_Data lines_
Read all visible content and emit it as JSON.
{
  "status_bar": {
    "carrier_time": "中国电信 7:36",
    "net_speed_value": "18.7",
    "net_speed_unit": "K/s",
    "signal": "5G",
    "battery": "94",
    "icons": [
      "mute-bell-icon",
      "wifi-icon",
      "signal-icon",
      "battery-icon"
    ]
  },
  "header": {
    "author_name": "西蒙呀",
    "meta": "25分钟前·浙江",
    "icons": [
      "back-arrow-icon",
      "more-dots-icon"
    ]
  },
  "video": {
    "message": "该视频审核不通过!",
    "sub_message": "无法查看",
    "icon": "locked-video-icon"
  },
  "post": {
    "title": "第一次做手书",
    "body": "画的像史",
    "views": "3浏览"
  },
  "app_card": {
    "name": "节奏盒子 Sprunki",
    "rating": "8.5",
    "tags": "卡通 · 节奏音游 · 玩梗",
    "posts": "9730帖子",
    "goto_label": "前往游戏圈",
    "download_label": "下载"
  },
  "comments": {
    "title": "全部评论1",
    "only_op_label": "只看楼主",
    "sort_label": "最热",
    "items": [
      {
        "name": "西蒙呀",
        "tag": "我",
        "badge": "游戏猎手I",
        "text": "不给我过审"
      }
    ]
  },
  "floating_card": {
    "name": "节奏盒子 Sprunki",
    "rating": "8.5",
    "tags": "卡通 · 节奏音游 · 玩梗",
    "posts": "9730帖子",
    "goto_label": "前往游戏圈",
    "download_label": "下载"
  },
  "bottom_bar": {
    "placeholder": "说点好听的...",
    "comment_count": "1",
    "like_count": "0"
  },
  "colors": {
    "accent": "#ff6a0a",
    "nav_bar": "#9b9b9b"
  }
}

_Aim of the exercise_
Write the material out again in its entirety, exactly as shown.

_Exercise response_
Read all visible content and emit it as JSON.
{
  "status_bar": {
    "carrier_time": "中国电信 7:36",
    "net_speed_value": "18.7",
    "net_speed_unit": "K/s",
    "signal": "5G",
    "battery": "94",
    "icons": [
      "mute-bell-icon",
      "wifi-icon",
      "signal-icon",
      "battery-icon"
    ]
  },
  "header": {
    "author_name": "西蒙呀",
    "meta": "25分钟前·浙江",
    "icons": [
      "back-arrow-icon",
      "more-dots-icon"
    ]
  },
  "video": {
    "message": "该视频审核不通过!",
    "sub_message": "无法查看",
    "icon": "locked-video-icon"
  },
  "post": {
    "title": "第一次做手书",
    "body": "画的像史",
    "views": "3浏览"
  },
  "app_card": {
    "name": "节奏盒子 Sprunki",
    "rating": "8.5",
    "tags": "卡通 · 节奏音游 · 玩梗",
    "posts": "9730帖子",
    "goto_label": "前往游戏圈",
    "download_label": "下载"
  },
  "comments": {
    "title": "全部评论1",
    "only_op_label": "只看楼主",
    "sort_label": "最热",
    "items": [
      {
        "name": "西蒙呀",
        "tag": "我",
        "badge": "游戏猎手I",
        "text": "不给我过审"
      }
    ]
  },
  "floating_card": {
    "name": "节奏盒子 Sprunki",
    "rating": "8.5",
    "tags": "卡通 · 节奏音游 · 玩梗",
    "posts": "9730帖子",
    "goto_label": "前往游戏圈",
    "download_label": "下载"
  },
  "bottom_bar": {
    "placeholder": "说点好听的...",
    "comment_count": "1",
    "like_count": "0"
  },
  "colors": {
    "accent": "#ff6a0a",
    "nav_bar": "#9b9b9b"
  }
}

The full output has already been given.